** START TASK MATERIAL **

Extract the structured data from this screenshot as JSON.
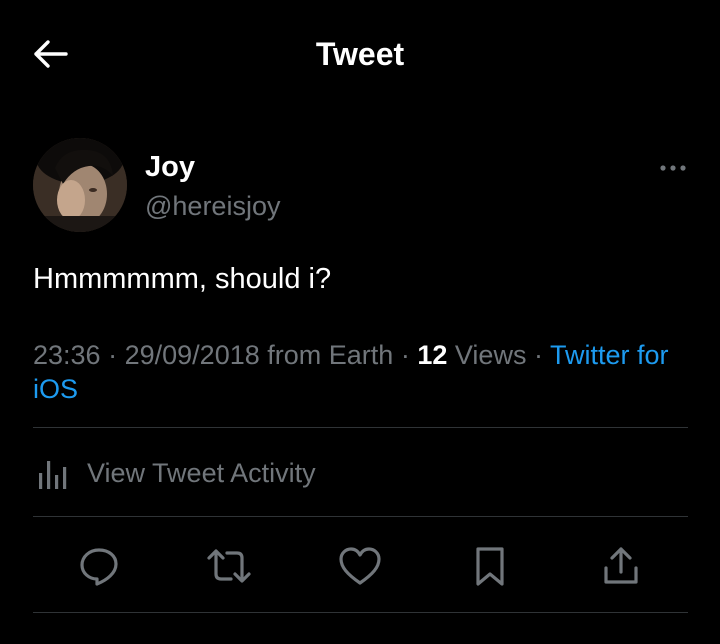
{
  "header": {
    "title": "Tweet",
    "back_icon": "arrow-left-icon"
  },
  "author": {
    "display_name": "Joy",
    "handle": "@hereisjoy",
    "more_icon": "more-horizontal-icon"
  },
  "tweet": {
    "text": "Hmmmmmm, should i?",
    "time": "23:36",
    "date": "29/09/2018",
    "location": "from Earth",
    "views_count": "12",
    "views_label": "Views",
    "source": "Twitter for iOS",
    "separator": "·"
  },
  "activity": {
    "label": "View Tweet Activity",
    "icon": "bar-chart-icon"
  },
  "actions": [
    {
      "name": "reply",
      "icon": "reply-icon"
    },
    {
      "name": "retweet",
      "icon": "retweet-icon"
    },
    {
      "name": "like",
      "icon": "heart-icon"
    },
    {
      "name": "bookmark",
      "icon": "bookmark-icon"
    },
    {
      "name": "share",
      "icon": "share-icon"
    }
  ],
  "colors": {
    "background": "#000000",
    "text_primary": "#ffffff",
    "text_secondary": "#71767b",
    "accent": "#1d9bf0",
    "divider": "#2f3336"
  }
}
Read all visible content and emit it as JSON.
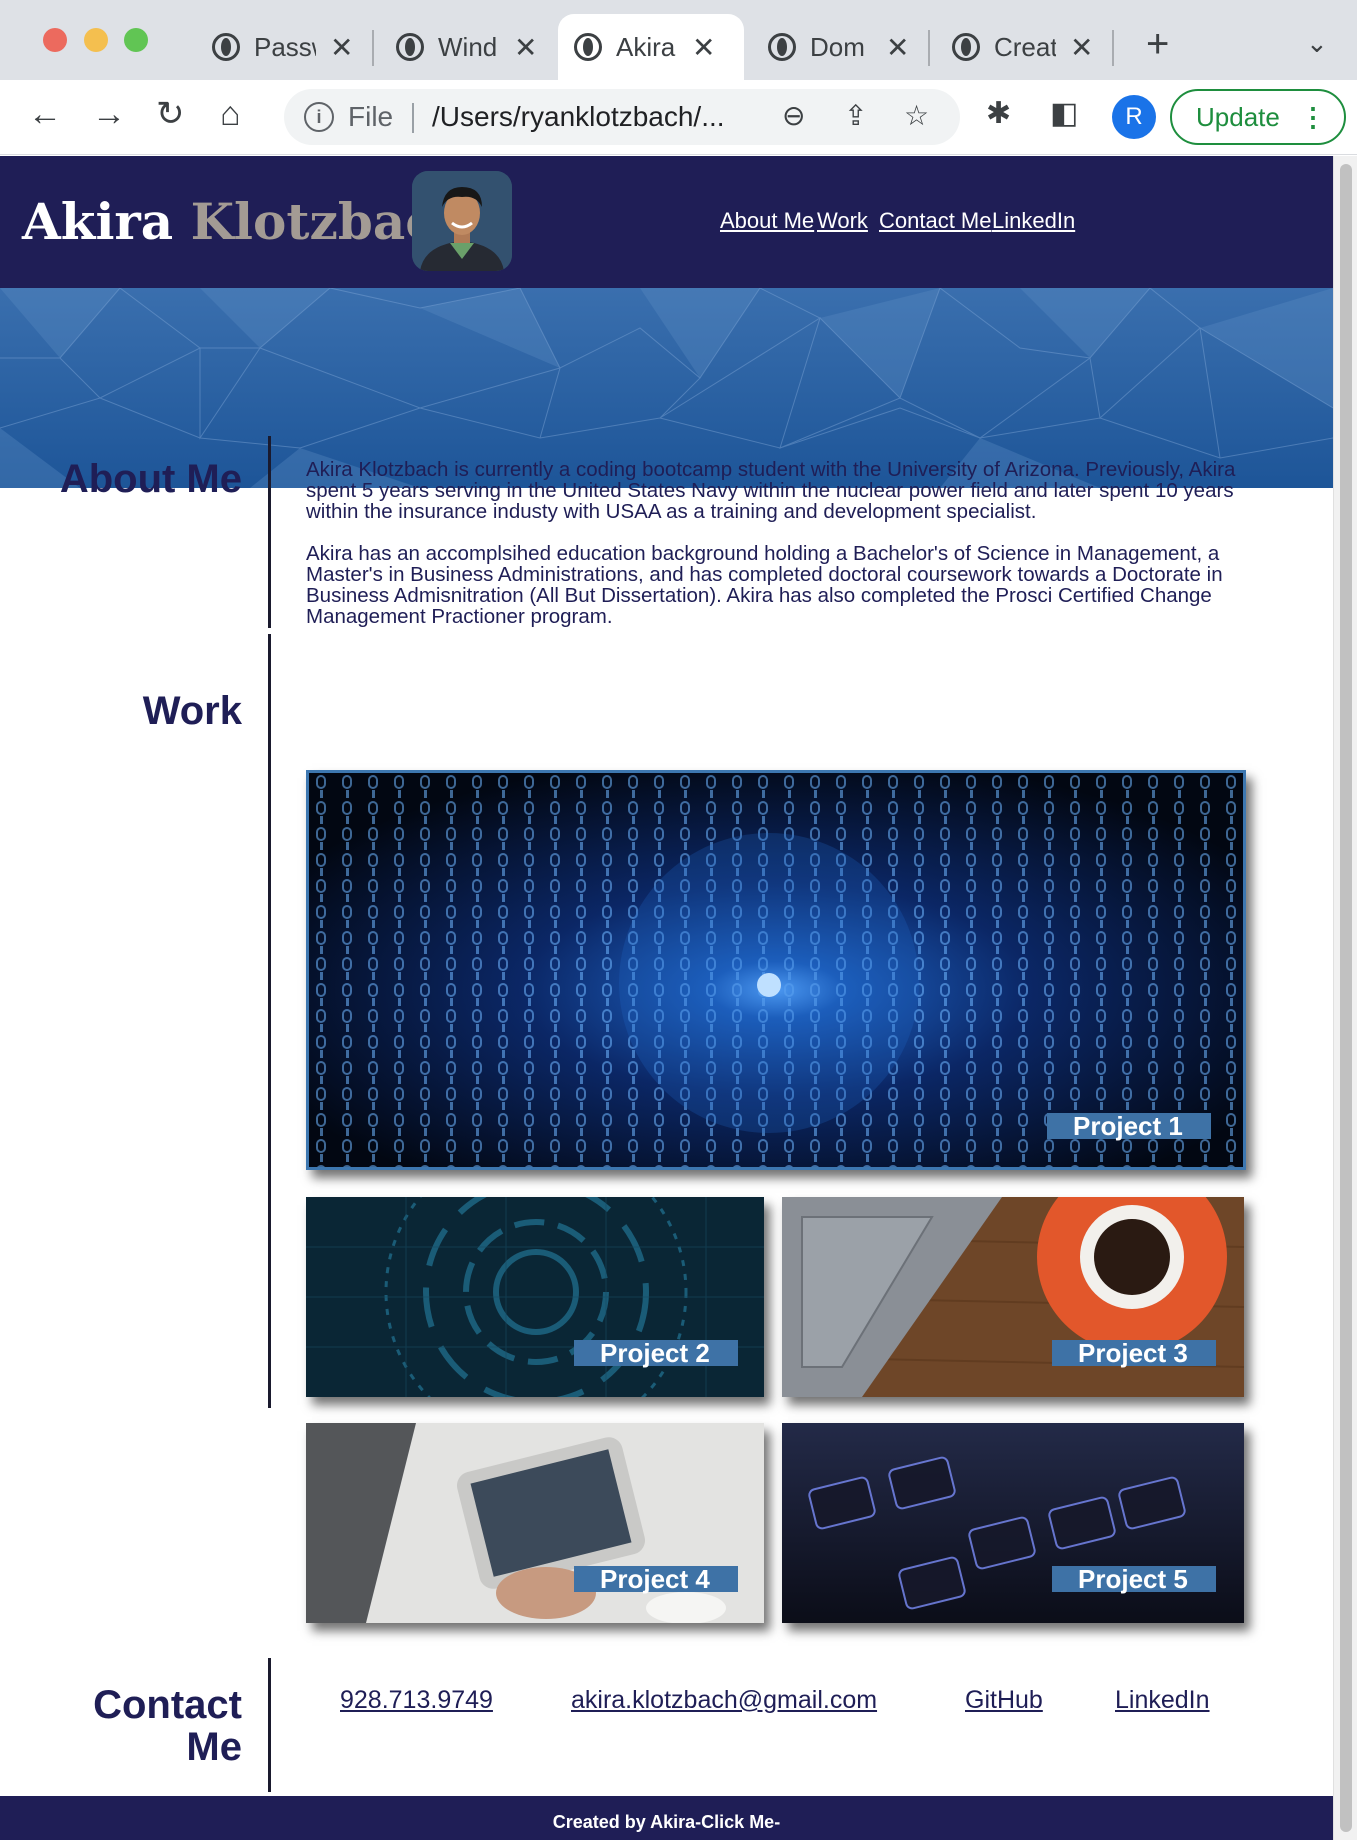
{
  "browser": {
    "tabs": [
      {
        "label": "Passw"
      },
      {
        "label": "Wind"
      },
      {
        "label": "Akira"
      },
      {
        "label": "Dom"
      },
      {
        "label": "Creat"
      }
    ],
    "address": {
      "scheme": "File",
      "url": "/Users/ryanklotzbach/..."
    },
    "update_label": "Update",
    "profile_initial": "R"
  },
  "site": {
    "brand_first": "Akira",
    "brand_last": "Klotzbach",
    "nav": [
      "About Me",
      "Work",
      "Contact Me",
      "LinkedIn"
    ],
    "about": {
      "title": "About Me",
      "paragraphs": [
        "Akira Klotzbach is currently a coding bootcamp student with the University of Arizona. Previously, Akira spent 5 years serving in the United States Navy within the nuclear power field and later spent 10 years within the insurance industy with USAA as a training and development specialist.",
        "Akira has an accomplsihed education background holding a Bachelor's of Science in Management, a Master's in Business Administrations, and has completed doctoral coursework towards a Doctorate in Business Admisnitration (All But Dissertation). Akira has also completed the Prosci Certified Change Management Practioner program."
      ]
    },
    "work": {
      "title": "Work",
      "projects": [
        "Project 1",
        "Project 2",
        "Project 3",
        "Project 4",
        "Project 5"
      ]
    },
    "contact": {
      "title_line1": "Contact",
      "title_line2": "Me",
      "links": [
        "928.713.9749",
        "akira.klotzbach@gmail.com",
        "GitHub",
        "LinkedIn"
      ]
    },
    "footer": "Created by Akira-Click Me-"
  },
  "colors": {
    "navy": "#1f1e56",
    "hero_blue": "#2460a7",
    "project_label": "#3e72a6",
    "update_green": "#1e8e3e"
  }
}
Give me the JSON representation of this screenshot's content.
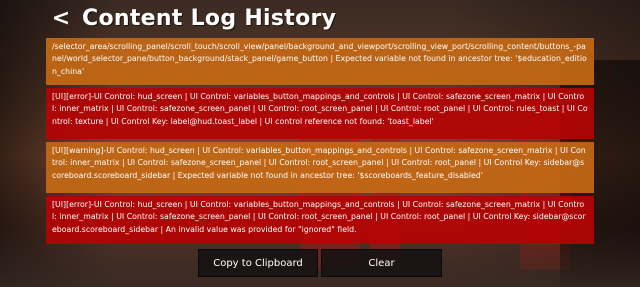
{
  "header": {
    "back_glyph": "<",
    "title": "Content Log History"
  },
  "logs": [
    {
      "level": "warning",
      "text": "/selector_area/scrolling_panel/scroll_touch/scroll_view/panel/background_and_viewport/scrolling_view_port/scrolling_content/buttons_-panel/world_selector_pane/button_background/stack_panel/game_button | Expected variable not found in ancestor tree: '$education_edition_china'"
    },
    {
      "level": "error",
      "text": "[UI][error]-UI Control: hud_screen | UI Control: variables_button_mappings_and_controls | UI Control: safezone_screen_matrix | UI Control: inner_matrix | UI Control: safezone_screen_panel | UI Control: root_screen_panel | UI Control: root_panel | UI Control: rules_toast | UI Control: texture | UI Control Key: label@hud.toast_label | UI control reference not found: 'toast_label'"
    },
    {
      "level": "warning",
      "text": "[UI][warning]-UI Control: hud_screen | UI Control: variables_button_mappings_and_controls | UI Control: safezone_screen_matrix | UI Control: inner_matrix | UI Control: safezone_screen_panel | UI Control: root_screen_panel | UI Control: root_panel | UI Control Key: sidebar@scoreboard.scoreboard_sidebar | Expected variable not found in ancestor tree: '$scoreboards_feature_disabled'"
    },
    {
      "level": "error",
      "text": "[UI][error]-UI Control: hud_screen | UI Control: variables_button_mappings_and_controls | UI Control: safezone_screen_matrix | UI Control: inner_matrix | UI Control: safezone_screen_panel | UI Control: root_screen_panel | UI Control: root_panel | UI Control Key: sidebar@scoreboard.scoreboard_sidebar | An invalid value was provided for \"ignored\" field."
    }
  ],
  "footer": {
    "copy_label": "Copy to Clipboard",
    "clear_label": "Clear"
  },
  "colors": {
    "warning": "#c46814",
    "error": "#b40404",
    "button_bg": "#141212"
  }
}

** END TASK MATERIAL **

• WHAT IS REQUIRED
All of the entries above should be copied exactly, except for the pictures.

• TASK RESPONSE
Extract the structured data from this screenshot as JSON.
{
  "header": {
    "title": "Tweet",
    "back_icon": "arrow-left-icon"
  },
  "author": {
    "display_name": "Joy",
    "handle": "@hereisjoy",
    "more_icon": "more-horizontal-icon"
  },
  "tweet": {
    "text": "Hmmmmmm, should i?",
    "time": "23:36",
    "date": "29/09/2018",
    "location": "from Earth",
    "views_count": "12",
    "views_label": "Views",
    "source": "Twitter for iOS",
    "separator": "·"
  },
  "activity": {
    "label": "View Tweet Activity",
    "icon": "bar-chart-icon"
  },
  "actions": [
    {
      "name": "reply",
      "icon": "reply-icon"
    },
    {
      "name": "retweet",
      "icon": "retweet-icon"
    },
    {
      "name": "like",
      "icon": "heart-icon"
    },
    {
      "name": "bookmark",
      "icon": "bookmark-icon"
    },
    {
      "name": "share",
      "icon": "share-icon"
    }
  ],
  "colors": {
    "background": "#000000",
    "text_primary": "#ffffff",
    "text_secondary": "#71767b",
    "accent": "#1d9bf0",
    "divider": "#2f3336"
  }
}
Read all visible content and emit it as JSON.
{
  "browser": {
    "tabs": [
      {
        "label": "Passw"
      },
      {
        "label": "Wind"
      },
      {
        "label": "Akira"
      },
      {
        "label": "Dom"
      },
      {
        "label": "Creat"
      }
    ],
    "address": {
      "scheme": "File",
      "url": "/Users/ryanklotzbach/..."
    },
    "update_label": "Update",
    "profile_initial": "R"
  },
  "site": {
    "brand_first": "Akira",
    "brand_last": "Klotzbach",
    "nav": [
      "About Me",
      "Work",
      "Contact Me",
      "LinkedIn"
    ],
    "about": {
      "title": "About Me",
      "paragraphs": [
        "Akira Klotzbach is currently a coding bootcamp student with the University of Arizona. Previously, Akira spent 5 years serving in the United States Navy within the nuclear power field and later spent 10 years within the insurance industy with USAA as a training and development specialist.",
        "Akira has an accomplsihed education background holding a Bachelor's of Science in Management, a Master's in Business Administrations, and has completed doctoral coursework towards a Doctorate in Business Admisnitration (All But Dissertation). Akira has also completed the Prosci Certified Change Management Practioner program."
      ]
    },
    "work": {
      "title": "Work",
      "projects": [
        "Project 1",
        "Project 2",
        "Project 3",
        "Project 4",
        "Project 5"
      ]
    },
    "contact": {
      "title_line1": "Contact",
      "title_line2": "Me",
      "links": [
        "928.713.9749",
        "akira.klotzbach@gmail.com",
        "GitHub",
        "LinkedIn"
      ]
    },
    "footer": "Created by Akira-Click Me-"
  },
  "colors": {
    "navy": "#1f1e56",
    "hero_blue": "#2460a7",
    "project_label": "#3e72a6",
    "update_green": "#1e8e3e"
  }
}
Give me the JSON representation of this screenshot's content.
{
  "header": {
    "back_glyph": "<",
    "title": "Content Log History"
  },
  "logs": [
    {
      "level": "warning",
      "text": "/selector_area/scrolling_panel/scroll_touch/scroll_view/panel/background_and_viewport/scrolling_view_port/scrolling_content/buttons_-panel/world_selector_pane/button_background/stack_panel/game_button | Expected variable not found in ancestor tree: '$education_edition_china'"
    },
    {
      "level": "error",
      "text": "[UI][error]-UI Control: hud_screen | UI Control: variables_button_mappings_and_controls | UI Control: safezone_screen_matrix | UI Control: inner_matrix | UI Control: safezone_screen_panel | UI Control: root_screen_panel | UI Control: root_panel | UI Control: rules_toast | UI Control: texture | UI Control Key: label@hud.toast_label | UI control reference not found: 'toast_label'"
    },
    {
      "level": "warning",
      "text": "[UI][warning]-UI Control: hud_screen | UI Control: variables_button_mappings_and_controls | UI Control: safezone_screen_matrix | UI Control: inner_matrix | UI Control: safezone_screen_panel | UI Control: root_screen_panel | UI Control: root_panel | UI Control Key: sidebar@scoreboard.scoreboard_sidebar | Expected variable not found in ancestor tree: '$scoreboards_feature_disabled'"
    },
    {
      "level": "error",
      "text": "[UI][error]-UI Control: hud_screen | UI Control: variables_button_mappings_and_controls | UI Control: safezone_screen_matrix | UI Control: inner_matrix | UI Control: safezone_screen_panel | UI Control: root_screen_panel | UI Control: root_panel | UI Control Key: sidebar@scoreboard.scoreboard_sidebar | An invalid value was provided for \"ignored\" field."
    }
  ],
  "footer": {
    "copy_label": "Copy to Clipboard",
    "clear_label": "Clear"
  },
  "colors": {
    "warning": "#c46814",
    "error": "#b40404",
    "button_bg": "#141212"
  }
}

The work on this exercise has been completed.